WHAT YOU HAVE TO DO>
Using the material that follows, identify and copy each line with the string "image".

## START

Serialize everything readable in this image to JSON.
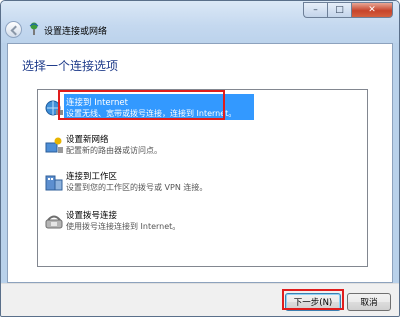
{
  "window": {
    "title": "设置连接或网络",
    "controls": {
      "minimize": "–",
      "maximize": "□",
      "close": "✕"
    }
  },
  "main": {
    "heading": "选择一个连接选项",
    "options": [
      {
        "title": "连接到 Internet",
        "description": "设置无线、宽带或拨号连接，连接到 Internet。",
        "icon": "internet-globe-icon",
        "selected": true
      },
      {
        "title": "设置新网络",
        "description": "配置新的路由器或访问点。",
        "icon": "new-network-icon",
        "selected": false
      },
      {
        "title": "连接到工作区",
        "description": "设置到您的工作区的拨号或 VPN 连接。",
        "icon": "workplace-icon",
        "selected": false
      },
      {
        "title": "设置拨号连接",
        "description": "使用拨号连接连接到 Internet。",
        "icon": "dialup-phone-icon",
        "selected": false
      }
    ]
  },
  "footer": {
    "next_label": "下一步(N)",
    "cancel_label": "取消"
  },
  "colors": {
    "selection": "#3399ff",
    "annotation_red": "#e01d1d",
    "heading_blue": "#1e3b8a"
  }
}
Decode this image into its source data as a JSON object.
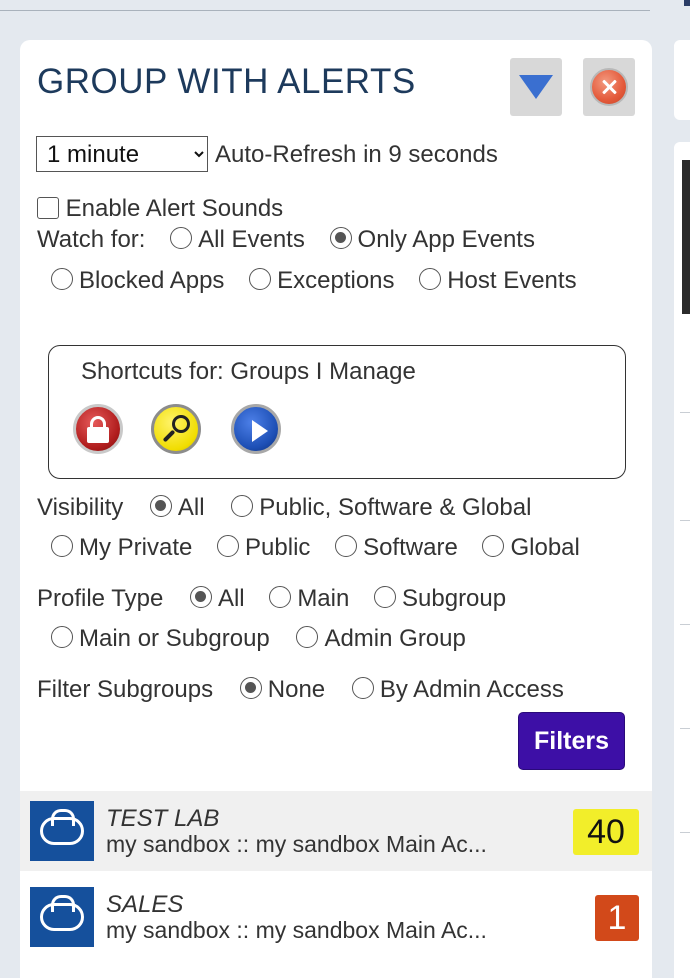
{
  "title": "GROUP WITH ALERTS",
  "refresh": {
    "interval": "1 minute",
    "status": "Auto-Refresh in 9 seconds"
  },
  "alert_sounds_label": "Enable Alert Sounds",
  "watch_for": {
    "label": "Watch for:",
    "options": [
      "All Events",
      "Only App Events",
      "Blocked Apps",
      "Exceptions",
      "Host Events"
    ],
    "selected": "Only App Events"
  },
  "shortcuts": {
    "label": "Shortcuts for: Groups I Manage"
  },
  "visibility": {
    "label": "Visibility",
    "options": [
      "All",
      "Public, Software & Global",
      "My Private",
      "Public",
      "Software",
      "Global"
    ],
    "selected": "All"
  },
  "profile_type": {
    "label": "Profile Type",
    "options": [
      "All",
      "Main",
      "Subgroup",
      "Main or Subgroup",
      "Admin Group"
    ],
    "selected": "All"
  },
  "filter_subgroups": {
    "label": "Filter Subgroups",
    "options": [
      "None",
      "By Admin Access"
    ],
    "selected": "None"
  },
  "filters_button": "Filters",
  "groups": [
    {
      "name": "TEST LAB",
      "path": "my sandbox :: my sandbox Main Ac...",
      "count": "40"
    },
    {
      "name": "SALES",
      "path": "my sandbox :: my sandbox Main Ac...",
      "count": "1"
    }
  ],
  "colors": {
    "title": "#1d3a5c",
    "filters_button": "#3d0fa6",
    "badge_yellow": "#f2ee2a",
    "badge_orange": "#d2491a",
    "avatar": "#15509c"
  }
}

## END

IN RESPONSE>
Serialize everything readable in this image to JSON.
Decode this image into its source data as a JSON object.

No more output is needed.